▸ **SHORT TASK**: Omit every picture and return the rest of the data unaltered.

▸ **MATERIAL FOR THE TASK**:

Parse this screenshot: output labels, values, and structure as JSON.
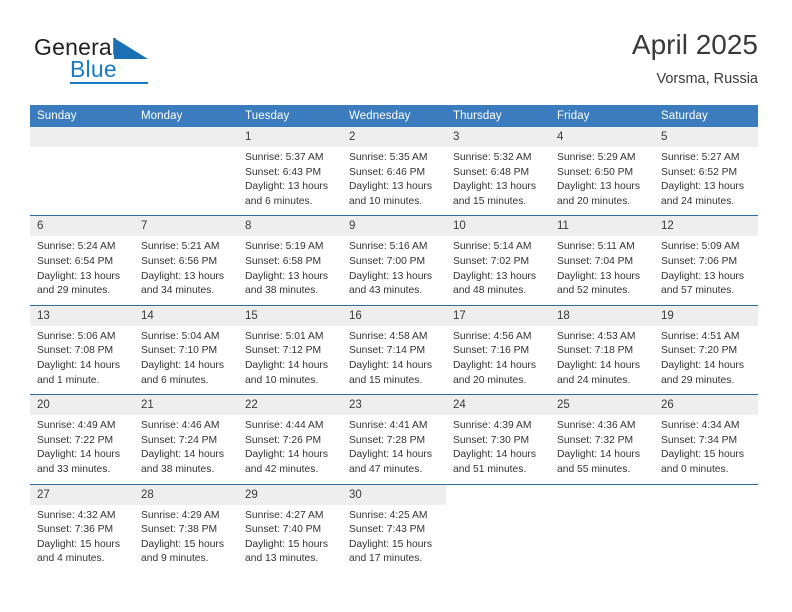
{
  "brand": {
    "name_primary": "General",
    "name_secondary": "Blue",
    "logo_icon": "triangle-logo-icon"
  },
  "header": {
    "title": "April 2025",
    "subtitle": "Vorsma, Russia"
  },
  "calendar": {
    "weekday_headers": [
      "Sunday",
      "Monday",
      "Tuesday",
      "Wednesday",
      "Thursday",
      "Friday",
      "Saturday"
    ],
    "accent_color": "#3a7cbe",
    "row_divider_color": "#2e6da4",
    "daynum_band_color": "#eeeeee",
    "weeks": [
      [
        {
          "day": "",
          "blank": true
        },
        {
          "day": "",
          "blank": true
        },
        {
          "day": "1",
          "sunrise": "Sunrise: 5:37 AM",
          "sunset": "Sunset: 6:43 PM",
          "daylight_line1": "Daylight: 13 hours",
          "daylight_line2": "and 6 minutes."
        },
        {
          "day": "2",
          "sunrise": "Sunrise: 5:35 AM",
          "sunset": "Sunset: 6:46 PM",
          "daylight_line1": "Daylight: 13 hours",
          "daylight_line2": "and 10 minutes."
        },
        {
          "day": "3",
          "sunrise": "Sunrise: 5:32 AM",
          "sunset": "Sunset: 6:48 PM",
          "daylight_line1": "Daylight: 13 hours",
          "daylight_line2": "and 15 minutes."
        },
        {
          "day": "4",
          "sunrise": "Sunrise: 5:29 AM",
          "sunset": "Sunset: 6:50 PM",
          "daylight_line1": "Daylight: 13 hours",
          "daylight_line2": "and 20 minutes."
        },
        {
          "day": "5",
          "sunrise": "Sunrise: 5:27 AM",
          "sunset": "Sunset: 6:52 PM",
          "daylight_line1": "Daylight: 13 hours",
          "daylight_line2": "and 24 minutes."
        }
      ],
      [
        {
          "day": "6",
          "sunrise": "Sunrise: 5:24 AM",
          "sunset": "Sunset: 6:54 PM",
          "daylight_line1": "Daylight: 13 hours",
          "daylight_line2": "and 29 minutes."
        },
        {
          "day": "7",
          "sunrise": "Sunrise: 5:21 AM",
          "sunset": "Sunset: 6:56 PM",
          "daylight_line1": "Daylight: 13 hours",
          "daylight_line2": "and 34 minutes."
        },
        {
          "day": "8",
          "sunrise": "Sunrise: 5:19 AM",
          "sunset": "Sunset: 6:58 PM",
          "daylight_line1": "Daylight: 13 hours",
          "daylight_line2": "and 38 minutes."
        },
        {
          "day": "9",
          "sunrise": "Sunrise: 5:16 AM",
          "sunset": "Sunset: 7:00 PM",
          "daylight_line1": "Daylight: 13 hours",
          "daylight_line2": "and 43 minutes."
        },
        {
          "day": "10",
          "sunrise": "Sunrise: 5:14 AM",
          "sunset": "Sunset: 7:02 PM",
          "daylight_line1": "Daylight: 13 hours",
          "daylight_line2": "and 48 minutes."
        },
        {
          "day": "11",
          "sunrise": "Sunrise: 5:11 AM",
          "sunset": "Sunset: 7:04 PM",
          "daylight_line1": "Daylight: 13 hours",
          "daylight_line2": "and 52 minutes."
        },
        {
          "day": "12",
          "sunrise": "Sunrise: 5:09 AM",
          "sunset": "Sunset: 7:06 PM",
          "daylight_line1": "Daylight: 13 hours",
          "daylight_line2": "and 57 minutes."
        }
      ],
      [
        {
          "day": "13",
          "sunrise": "Sunrise: 5:06 AM",
          "sunset": "Sunset: 7:08 PM",
          "daylight_line1": "Daylight: 14 hours",
          "daylight_line2": "and 1 minute."
        },
        {
          "day": "14",
          "sunrise": "Sunrise: 5:04 AM",
          "sunset": "Sunset: 7:10 PM",
          "daylight_line1": "Daylight: 14 hours",
          "daylight_line2": "and 6 minutes."
        },
        {
          "day": "15",
          "sunrise": "Sunrise: 5:01 AM",
          "sunset": "Sunset: 7:12 PM",
          "daylight_line1": "Daylight: 14 hours",
          "daylight_line2": "and 10 minutes."
        },
        {
          "day": "16",
          "sunrise": "Sunrise: 4:58 AM",
          "sunset": "Sunset: 7:14 PM",
          "daylight_line1": "Daylight: 14 hours",
          "daylight_line2": "and 15 minutes."
        },
        {
          "day": "17",
          "sunrise": "Sunrise: 4:56 AM",
          "sunset": "Sunset: 7:16 PM",
          "daylight_line1": "Daylight: 14 hours",
          "daylight_line2": "and 20 minutes."
        },
        {
          "day": "18",
          "sunrise": "Sunrise: 4:53 AM",
          "sunset": "Sunset: 7:18 PM",
          "daylight_line1": "Daylight: 14 hours",
          "daylight_line2": "and 24 minutes."
        },
        {
          "day": "19",
          "sunrise": "Sunrise: 4:51 AM",
          "sunset": "Sunset: 7:20 PM",
          "daylight_line1": "Daylight: 14 hours",
          "daylight_line2": "and 29 minutes."
        }
      ],
      [
        {
          "day": "20",
          "sunrise": "Sunrise: 4:49 AM",
          "sunset": "Sunset: 7:22 PM",
          "daylight_line1": "Daylight: 14 hours",
          "daylight_line2": "and 33 minutes."
        },
        {
          "day": "21",
          "sunrise": "Sunrise: 4:46 AM",
          "sunset": "Sunset: 7:24 PM",
          "daylight_line1": "Daylight: 14 hours",
          "daylight_line2": "and 38 minutes."
        },
        {
          "day": "22",
          "sunrise": "Sunrise: 4:44 AM",
          "sunset": "Sunset: 7:26 PM",
          "daylight_line1": "Daylight: 14 hours",
          "daylight_line2": "and 42 minutes."
        },
        {
          "day": "23",
          "sunrise": "Sunrise: 4:41 AM",
          "sunset": "Sunset: 7:28 PM",
          "daylight_line1": "Daylight: 14 hours",
          "daylight_line2": "and 47 minutes."
        },
        {
          "day": "24",
          "sunrise": "Sunrise: 4:39 AM",
          "sunset": "Sunset: 7:30 PM",
          "daylight_line1": "Daylight: 14 hours",
          "daylight_line2": "and 51 minutes."
        },
        {
          "day": "25",
          "sunrise": "Sunrise: 4:36 AM",
          "sunset": "Sunset: 7:32 PM",
          "daylight_line1": "Daylight: 14 hours",
          "daylight_line2": "and 55 minutes."
        },
        {
          "day": "26",
          "sunrise": "Sunrise: 4:34 AM",
          "sunset": "Sunset: 7:34 PM",
          "daylight_line1": "Daylight: 15 hours",
          "daylight_line2": "and 0 minutes."
        }
      ],
      [
        {
          "day": "27",
          "sunrise": "Sunrise: 4:32 AM",
          "sunset": "Sunset: 7:36 PM",
          "daylight_line1": "Daylight: 15 hours",
          "daylight_line2": "and 4 minutes."
        },
        {
          "day": "28",
          "sunrise": "Sunrise: 4:29 AM",
          "sunset": "Sunset: 7:38 PM",
          "daylight_line1": "Daylight: 15 hours",
          "daylight_line2": "and 9 minutes."
        },
        {
          "day": "29",
          "sunrise": "Sunrise: 4:27 AM",
          "sunset": "Sunset: 7:40 PM",
          "daylight_line1": "Daylight: 15 hours",
          "daylight_line2": "and 13 minutes."
        },
        {
          "day": "30",
          "sunrise": "Sunrise: 4:25 AM",
          "sunset": "Sunset: 7:43 PM",
          "daylight_line1": "Daylight: 15 hours",
          "daylight_line2": "and 17 minutes."
        },
        {
          "day": "",
          "filler": true
        },
        {
          "day": "",
          "filler": true
        },
        {
          "day": "",
          "filler": true
        }
      ]
    ]
  }
}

▸ **THE RESPONSE**:
Parse this screenshot: output labels, values, and structure as JSON.
{
  "brand": {
    "name_primary": "General",
    "name_secondary": "Blue",
    "logo_icon": "triangle-logo-icon"
  },
  "header": {
    "title": "April 2025",
    "subtitle": "Vorsma, Russia"
  },
  "calendar": {
    "weekday_headers": [
      "Sunday",
      "Monday",
      "Tuesday",
      "Wednesday",
      "Thursday",
      "Friday",
      "Saturday"
    ],
    "accent_color": "#3a7cbe",
    "row_divider_color": "#2e6da4",
    "daynum_band_color": "#eeeeee",
    "weeks": [
      [
        {
          "day": "",
          "blank": true
        },
        {
          "day": "",
          "blank": true
        },
        {
          "day": "1",
          "sunrise": "Sunrise: 5:37 AM",
          "sunset": "Sunset: 6:43 PM",
          "daylight_line1": "Daylight: 13 hours",
          "daylight_line2": "and 6 minutes."
        },
        {
          "day": "2",
          "sunrise": "Sunrise: 5:35 AM",
          "sunset": "Sunset: 6:46 PM",
          "daylight_line1": "Daylight: 13 hours",
          "daylight_line2": "and 10 minutes."
        },
        {
          "day": "3",
          "sunrise": "Sunrise: 5:32 AM",
          "sunset": "Sunset: 6:48 PM",
          "daylight_line1": "Daylight: 13 hours",
          "daylight_line2": "and 15 minutes."
        },
        {
          "day": "4",
          "sunrise": "Sunrise: 5:29 AM",
          "sunset": "Sunset: 6:50 PM",
          "daylight_line1": "Daylight: 13 hours",
          "daylight_line2": "and 20 minutes."
        },
        {
          "day": "5",
          "sunrise": "Sunrise: 5:27 AM",
          "sunset": "Sunset: 6:52 PM",
          "daylight_line1": "Daylight: 13 hours",
          "daylight_line2": "and 24 minutes."
        }
      ],
      [
        {
          "day": "6",
          "sunrise": "Sunrise: 5:24 AM",
          "sunset": "Sunset: 6:54 PM",
          "daylight_line1": "Daylight: 13 hours",
          "daylight_line2": "and 29 minutes."
        },
        {
          "day": "7",
          "sunrise": "Sunrise: 5:21 AM",
          "sunset": "Sunset: 6:56 PM",
          "daylight_line1": "Daylight: 13 hours",
          "daylight_line2": "and 34 minutes."
        },
        {
          "day": "8",
          "sunrise": "Sunrise: 5:19 AM",
          "sunset": "Sunset: 6:58 PM",
          "daylight_line1": "Daylight: 13 hours",
          "daylight_line2": "and 38 minutes."
        },
        {
          "day": "9",
          "sunrise": "Sunrise: 5:16 AM",
          "sunset": "Sunset: 7:00 PM",
          "daylight_line1": "Daylight: 13 hours",
          "daylight_line2": "and 43 minutes."
        },
        {
          "day": "10",
          "sunrise": "Sunrise: 5:14 AM",
          "sunset": "Sunset: 7:02 PM",
          "daylight_line1": "Daylight: 13 hours",
          "daylight_line2": "and 48 minutes."
        },
        {
          "day": "11",
          "sunrise": "Sunrise: 5:11 AM",
          "sunset": "Sunset: 7:04 PM",
          "daylight_line1": "Daylight: 13 hours",
          "daylight_line2": "and 52 minutes."
        },
        {
          "day": "12",
          "sunrise": "Sunrise: 5:09 AM",
          "sunset": "Sunset: 7:06 PM",
          "daylight_line1": "Daylight: 13 hours",
          "daylight_line2": "and 57 minutes."
        }
      ],
      [
        {
          "day": "13",
          "sunrise": "Sunrise: 5:06 AM",
          "sunset": "Sunset: 7:08 PM",
          "daylight_line1": "Daylight: 14 hours",
          "daylight_line2": "and 1 minute."
        },
        {
          "day": "14",
          "sunrise": "Sunrise: 5:04 AM",
          "sunset": "Sunset: 7:10 PM",
          "daylight_line1": "Daylight: 14 hours",
          "daylight_line2": "and 6 minutes."
        },
        {
          "day": "15",
          "sunrise": "Sunrise: 5:01 AM",
          "sunset": "Sunset: 7:12 PM",
          "daylight_line1": "Daylight: 14 hours",
          "daylight_line2": "and 10 minutes."
        },
        {
          "day": "16",
          "sunrise": "Sunrise: 4:58 AM",
          "sunset": "Sunset: 7:14 PM",
          "daylight_line1": "Daylight: 14 hours",
          "daylight_line2": "and 15 minutes."
        },
        {
          "day": "17",
          "sunrise": "Sunrise: 4:56 AM",
          "sunset": "Sunset: 7:16 PM",
          "daylight_line1": "Daylight: 14 hours",
          "daylight_line2": "and 20 minutes."
        },
        {
          "day": "18",
          "sunrise": "Sunrise: 4:53 AM",
          "sunset": "Sunset: 7:18 PM",
          "daylight_line1": "Daylight: 14 hours",
          "daylight_line2": "and 24 minutes."
        },
        {
          "day": "19",
          "sunrise": "Sunrise: 4:51 AM",
          "sunset": "Sunset: 7:20 PM",
          "daylight_line1": "Daylight: 14 hours",
          "daylight_line2": "and 29 minutes."
        }
      ],
      [
        {
          "day": "20",
          "sunrise": "Sunrise: 4:49 AM",
          "sunset": "Sunset: 7:22 PM",
          "daylight_line1": "Daylight: 14 hours",
          "daylight_line2": "and 33 minutes."
        },
        {
          "day": "21",
          "sunrise": "Sunrise: 4:46 AM",
          "sunset": "Sunset: 7:24 PM",
          "daylight_line1": "Daylight: 14 hours",
          "daylight_line2": "and 38 minutes."
        },
        {
          "day": "22",
          "sunrise": "Sunrise: 4:44 AM",
          "sunset": "Sunset: 7:26 PM",
          "daylight_line1": "Daylight: 14 hours",
          "daylight_line2": "and 42 minutes."
        },
        {
          "day": "23",
          "sunrise": "Sunrise: 4:41 AM",
          "sunset": "Sunset: 7:28 PM",
          "daylight_line1": "Daylight: 14 hours",
          "daylight_line2": "and 47 minutes."
        },
        {
          "day": "24",
          "sunrise": "Sunrise: 4:39 AM",
          "sunset": "Sunset: 7:30 PM",
          "daylight_line1": "Daylight: 14 hours",
          "daylight_line2": "and 51 minutes."
        },
        {
          "day": "25",
          "sunrise": "Sunrise: 4:36 AM",
          "sunset": "Sunset: 7:32 PM",
          "daylight_line1": "Daylight: 14 hours",
          "daylight_line2": "and 55 minutes."
        },
        {
          "day": "26",
          "sunrise": "Sunrise: 4:34 AM",
          "sunset": "Sunset: 7:34 PM",
          "daylight_line1": "Daylight: 15 hours",
          "daylight_line2": "and 0 minutes."
        }
      ],
      [
        {
          "day": "27",
          "sunrise": "Sunrise: 4:32 AM",
          "sunset": "Sunset: 7:36 PM",
          "daylight_line1": "Daylight: 15 hours",
          "daylight_line2": "and 4 minutes."
        },
        {
          "day": "28",
          "sunrise": "Sunrise: 4:29 AM",
          "sunset": "Sunset: 7:38 PM",
          "daylight_line1": "Daylight: 15 hours",
          "daylight_line2": "and 9 minutes."
        },
        {
          "day": "29",
          "sunrise": "Sunrise: 4:27 AM",
          "sunset": "Sunset: 7:40 PM",
          "daylight_line1": "Daylight: 15 hours",
          "daylight_line2": "and 13 minutes."
        },
        {
          "day": "30",
          "sunrise": "Sunrise: 4:25 AM",
          "sunset": "Sunset: 7:43 PM",
          "daylight_line1": "Daylight: 15 hours",
          "daylight_line2": "and 17 minutes."
        },
        {
          "day": "",
          "filler": true
        },
        {
          "day": "",
          "filler": true
        },
        {
          "day": "",
          "filler": true
        }
      ]
    ]
  }
}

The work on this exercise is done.